* **Instruction**: Look for the string "della" and copy every line that has it.

(Dataset items)
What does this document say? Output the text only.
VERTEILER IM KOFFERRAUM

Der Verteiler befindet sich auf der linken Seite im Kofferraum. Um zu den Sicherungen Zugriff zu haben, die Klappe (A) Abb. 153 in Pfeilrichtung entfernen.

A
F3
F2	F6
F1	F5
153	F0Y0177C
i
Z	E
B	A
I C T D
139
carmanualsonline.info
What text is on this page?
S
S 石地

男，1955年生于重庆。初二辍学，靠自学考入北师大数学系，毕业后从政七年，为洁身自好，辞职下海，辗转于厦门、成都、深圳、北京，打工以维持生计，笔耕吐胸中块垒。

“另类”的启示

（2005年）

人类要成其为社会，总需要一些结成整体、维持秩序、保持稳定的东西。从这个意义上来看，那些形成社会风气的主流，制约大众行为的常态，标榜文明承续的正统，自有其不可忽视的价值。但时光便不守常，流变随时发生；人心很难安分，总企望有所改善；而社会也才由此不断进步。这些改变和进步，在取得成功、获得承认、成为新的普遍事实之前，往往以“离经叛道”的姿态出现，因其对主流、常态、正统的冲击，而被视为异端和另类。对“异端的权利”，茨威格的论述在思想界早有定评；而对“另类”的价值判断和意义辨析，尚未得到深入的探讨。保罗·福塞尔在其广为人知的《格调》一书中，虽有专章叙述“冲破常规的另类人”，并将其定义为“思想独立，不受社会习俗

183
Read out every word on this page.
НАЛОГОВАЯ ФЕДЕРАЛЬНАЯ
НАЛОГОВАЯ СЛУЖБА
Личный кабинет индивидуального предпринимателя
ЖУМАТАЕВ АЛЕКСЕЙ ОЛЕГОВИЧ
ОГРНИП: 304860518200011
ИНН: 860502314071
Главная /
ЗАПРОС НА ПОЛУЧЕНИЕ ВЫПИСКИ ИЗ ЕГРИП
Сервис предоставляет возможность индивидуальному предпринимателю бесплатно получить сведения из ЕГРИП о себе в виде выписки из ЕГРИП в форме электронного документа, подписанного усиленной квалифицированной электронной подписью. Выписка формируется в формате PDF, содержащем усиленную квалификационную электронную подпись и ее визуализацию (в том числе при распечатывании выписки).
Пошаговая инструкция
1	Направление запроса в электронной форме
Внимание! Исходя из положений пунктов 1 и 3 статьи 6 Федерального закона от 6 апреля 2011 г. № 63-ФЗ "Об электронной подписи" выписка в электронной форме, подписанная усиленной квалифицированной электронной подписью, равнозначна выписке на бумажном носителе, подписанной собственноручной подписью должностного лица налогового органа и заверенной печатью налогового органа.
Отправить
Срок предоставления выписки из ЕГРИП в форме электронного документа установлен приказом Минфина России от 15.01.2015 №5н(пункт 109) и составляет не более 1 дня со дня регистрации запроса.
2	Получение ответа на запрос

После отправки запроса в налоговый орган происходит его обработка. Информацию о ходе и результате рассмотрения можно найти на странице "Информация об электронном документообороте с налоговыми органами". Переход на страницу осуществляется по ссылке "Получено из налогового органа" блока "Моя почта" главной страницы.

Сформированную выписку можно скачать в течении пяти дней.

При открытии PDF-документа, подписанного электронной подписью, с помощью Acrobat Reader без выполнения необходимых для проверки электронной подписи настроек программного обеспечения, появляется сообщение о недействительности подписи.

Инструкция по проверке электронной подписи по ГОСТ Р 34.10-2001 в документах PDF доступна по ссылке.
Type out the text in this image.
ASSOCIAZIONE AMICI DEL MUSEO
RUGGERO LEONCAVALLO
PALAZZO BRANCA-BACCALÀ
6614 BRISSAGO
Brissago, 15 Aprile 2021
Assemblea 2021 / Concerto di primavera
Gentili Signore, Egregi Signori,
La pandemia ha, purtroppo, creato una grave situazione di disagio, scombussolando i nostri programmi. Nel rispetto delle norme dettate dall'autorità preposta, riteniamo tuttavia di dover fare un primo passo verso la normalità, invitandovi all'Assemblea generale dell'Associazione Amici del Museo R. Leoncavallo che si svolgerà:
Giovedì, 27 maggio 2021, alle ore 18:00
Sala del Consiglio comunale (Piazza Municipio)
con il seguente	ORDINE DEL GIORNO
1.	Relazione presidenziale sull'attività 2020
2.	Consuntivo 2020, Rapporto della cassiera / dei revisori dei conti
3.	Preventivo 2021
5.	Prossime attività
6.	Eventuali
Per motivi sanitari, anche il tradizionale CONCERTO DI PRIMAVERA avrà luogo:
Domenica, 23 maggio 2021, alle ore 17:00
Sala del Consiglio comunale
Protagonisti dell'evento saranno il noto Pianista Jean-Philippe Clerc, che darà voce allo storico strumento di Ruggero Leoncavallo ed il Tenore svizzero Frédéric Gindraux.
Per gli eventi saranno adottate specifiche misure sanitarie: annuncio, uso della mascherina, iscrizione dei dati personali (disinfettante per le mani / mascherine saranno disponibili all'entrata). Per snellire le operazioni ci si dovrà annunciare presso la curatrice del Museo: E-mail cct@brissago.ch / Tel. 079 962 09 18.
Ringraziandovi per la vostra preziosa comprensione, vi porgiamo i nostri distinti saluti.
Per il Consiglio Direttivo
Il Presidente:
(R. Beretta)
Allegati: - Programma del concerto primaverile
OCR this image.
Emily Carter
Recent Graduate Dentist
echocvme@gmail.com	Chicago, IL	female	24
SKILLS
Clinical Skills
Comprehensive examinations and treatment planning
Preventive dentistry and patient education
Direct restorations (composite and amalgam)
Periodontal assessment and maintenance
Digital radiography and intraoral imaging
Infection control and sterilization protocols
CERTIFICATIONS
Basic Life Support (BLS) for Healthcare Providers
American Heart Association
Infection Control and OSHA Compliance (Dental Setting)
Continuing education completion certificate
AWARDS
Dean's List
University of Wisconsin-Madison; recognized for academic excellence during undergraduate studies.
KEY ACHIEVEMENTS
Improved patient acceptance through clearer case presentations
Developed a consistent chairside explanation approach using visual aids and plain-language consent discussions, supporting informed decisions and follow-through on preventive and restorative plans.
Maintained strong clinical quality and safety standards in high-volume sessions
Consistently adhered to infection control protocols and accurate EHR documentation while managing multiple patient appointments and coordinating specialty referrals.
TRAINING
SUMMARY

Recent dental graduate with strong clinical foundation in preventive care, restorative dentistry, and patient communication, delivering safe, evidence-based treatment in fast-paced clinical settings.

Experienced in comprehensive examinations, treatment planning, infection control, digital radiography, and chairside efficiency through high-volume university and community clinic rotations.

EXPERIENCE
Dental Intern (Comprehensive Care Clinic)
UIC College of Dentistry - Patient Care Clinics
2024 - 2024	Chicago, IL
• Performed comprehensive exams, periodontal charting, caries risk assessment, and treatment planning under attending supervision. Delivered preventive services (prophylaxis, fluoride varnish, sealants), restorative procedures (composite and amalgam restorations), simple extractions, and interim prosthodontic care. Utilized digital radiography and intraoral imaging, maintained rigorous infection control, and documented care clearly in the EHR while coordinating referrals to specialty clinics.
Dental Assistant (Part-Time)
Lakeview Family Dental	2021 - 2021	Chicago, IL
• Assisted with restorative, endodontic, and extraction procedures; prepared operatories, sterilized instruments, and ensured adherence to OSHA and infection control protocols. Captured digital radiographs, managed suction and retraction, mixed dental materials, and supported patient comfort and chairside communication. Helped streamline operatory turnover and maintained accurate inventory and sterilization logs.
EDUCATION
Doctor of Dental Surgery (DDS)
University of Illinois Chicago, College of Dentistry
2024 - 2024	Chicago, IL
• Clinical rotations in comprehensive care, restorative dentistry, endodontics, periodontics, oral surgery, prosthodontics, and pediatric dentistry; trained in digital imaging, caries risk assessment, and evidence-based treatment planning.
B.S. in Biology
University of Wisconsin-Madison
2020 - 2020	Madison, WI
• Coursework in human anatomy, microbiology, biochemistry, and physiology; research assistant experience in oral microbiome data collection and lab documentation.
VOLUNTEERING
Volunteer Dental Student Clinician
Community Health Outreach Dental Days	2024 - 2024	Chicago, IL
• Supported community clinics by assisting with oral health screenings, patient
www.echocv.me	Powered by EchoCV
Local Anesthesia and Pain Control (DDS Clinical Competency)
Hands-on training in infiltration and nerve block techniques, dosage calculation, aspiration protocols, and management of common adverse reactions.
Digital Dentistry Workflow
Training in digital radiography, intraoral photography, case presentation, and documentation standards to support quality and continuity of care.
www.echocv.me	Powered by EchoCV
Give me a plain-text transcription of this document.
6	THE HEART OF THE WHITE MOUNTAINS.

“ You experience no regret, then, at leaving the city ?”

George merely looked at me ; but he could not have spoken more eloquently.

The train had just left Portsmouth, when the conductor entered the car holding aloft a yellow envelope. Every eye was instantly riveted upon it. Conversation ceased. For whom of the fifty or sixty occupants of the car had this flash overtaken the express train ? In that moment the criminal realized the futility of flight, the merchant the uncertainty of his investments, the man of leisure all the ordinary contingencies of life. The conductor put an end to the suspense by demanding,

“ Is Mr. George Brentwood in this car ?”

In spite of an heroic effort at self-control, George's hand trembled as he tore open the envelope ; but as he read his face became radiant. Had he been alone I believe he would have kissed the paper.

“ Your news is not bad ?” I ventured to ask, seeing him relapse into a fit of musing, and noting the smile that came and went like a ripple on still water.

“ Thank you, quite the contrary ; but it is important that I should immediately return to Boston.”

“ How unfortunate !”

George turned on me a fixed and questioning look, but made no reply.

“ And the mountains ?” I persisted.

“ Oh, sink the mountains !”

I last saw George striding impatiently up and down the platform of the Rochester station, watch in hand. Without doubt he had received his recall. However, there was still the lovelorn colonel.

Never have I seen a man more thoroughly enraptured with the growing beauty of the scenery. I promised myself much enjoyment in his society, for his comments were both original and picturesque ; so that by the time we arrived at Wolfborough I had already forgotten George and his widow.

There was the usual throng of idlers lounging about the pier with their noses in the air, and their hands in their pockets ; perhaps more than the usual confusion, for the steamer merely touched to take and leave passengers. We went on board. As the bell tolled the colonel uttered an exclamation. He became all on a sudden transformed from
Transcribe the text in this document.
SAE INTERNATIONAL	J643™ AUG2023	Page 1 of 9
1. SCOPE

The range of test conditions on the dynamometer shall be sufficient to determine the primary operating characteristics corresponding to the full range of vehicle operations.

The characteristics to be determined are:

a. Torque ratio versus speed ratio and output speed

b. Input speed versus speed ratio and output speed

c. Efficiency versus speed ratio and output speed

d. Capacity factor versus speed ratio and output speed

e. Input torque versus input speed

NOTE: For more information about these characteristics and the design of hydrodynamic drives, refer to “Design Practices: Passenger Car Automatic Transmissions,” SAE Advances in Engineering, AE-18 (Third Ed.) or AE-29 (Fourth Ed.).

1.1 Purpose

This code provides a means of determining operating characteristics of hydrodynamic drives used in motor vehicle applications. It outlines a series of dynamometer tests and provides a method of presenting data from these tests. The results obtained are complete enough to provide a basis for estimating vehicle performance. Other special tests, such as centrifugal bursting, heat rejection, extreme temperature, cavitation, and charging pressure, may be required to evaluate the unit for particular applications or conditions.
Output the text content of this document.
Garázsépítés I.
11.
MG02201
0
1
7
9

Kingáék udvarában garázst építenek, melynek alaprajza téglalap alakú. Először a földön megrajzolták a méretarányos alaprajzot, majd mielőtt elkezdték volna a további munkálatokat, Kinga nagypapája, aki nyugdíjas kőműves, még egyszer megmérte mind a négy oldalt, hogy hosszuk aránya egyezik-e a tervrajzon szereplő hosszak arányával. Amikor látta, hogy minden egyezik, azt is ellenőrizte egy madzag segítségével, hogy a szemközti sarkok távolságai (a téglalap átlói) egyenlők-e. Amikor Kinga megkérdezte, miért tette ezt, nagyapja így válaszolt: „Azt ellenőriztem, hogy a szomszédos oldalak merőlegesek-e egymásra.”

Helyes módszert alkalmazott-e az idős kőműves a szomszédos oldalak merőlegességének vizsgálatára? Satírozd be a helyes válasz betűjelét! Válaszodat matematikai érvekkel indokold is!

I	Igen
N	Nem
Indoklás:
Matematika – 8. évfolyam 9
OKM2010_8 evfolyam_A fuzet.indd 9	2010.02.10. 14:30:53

* **Exercise result**:
2.	Consuntivo 2020, Rapporto della cassiera / dei revisori dei conti
Per gli eventi saranno adottate specifiche misure sanitarie: annuncio, uso della mascherina, iscrizione dei dati personali (disinfettante per le mani / mascherine saranno disponibili all'entrata). Per snellire le operazioni ci si dovrà annunciare presso la curatrice del Museo: E-mail cct@brissago.ch / Tel. 079 962 09 18.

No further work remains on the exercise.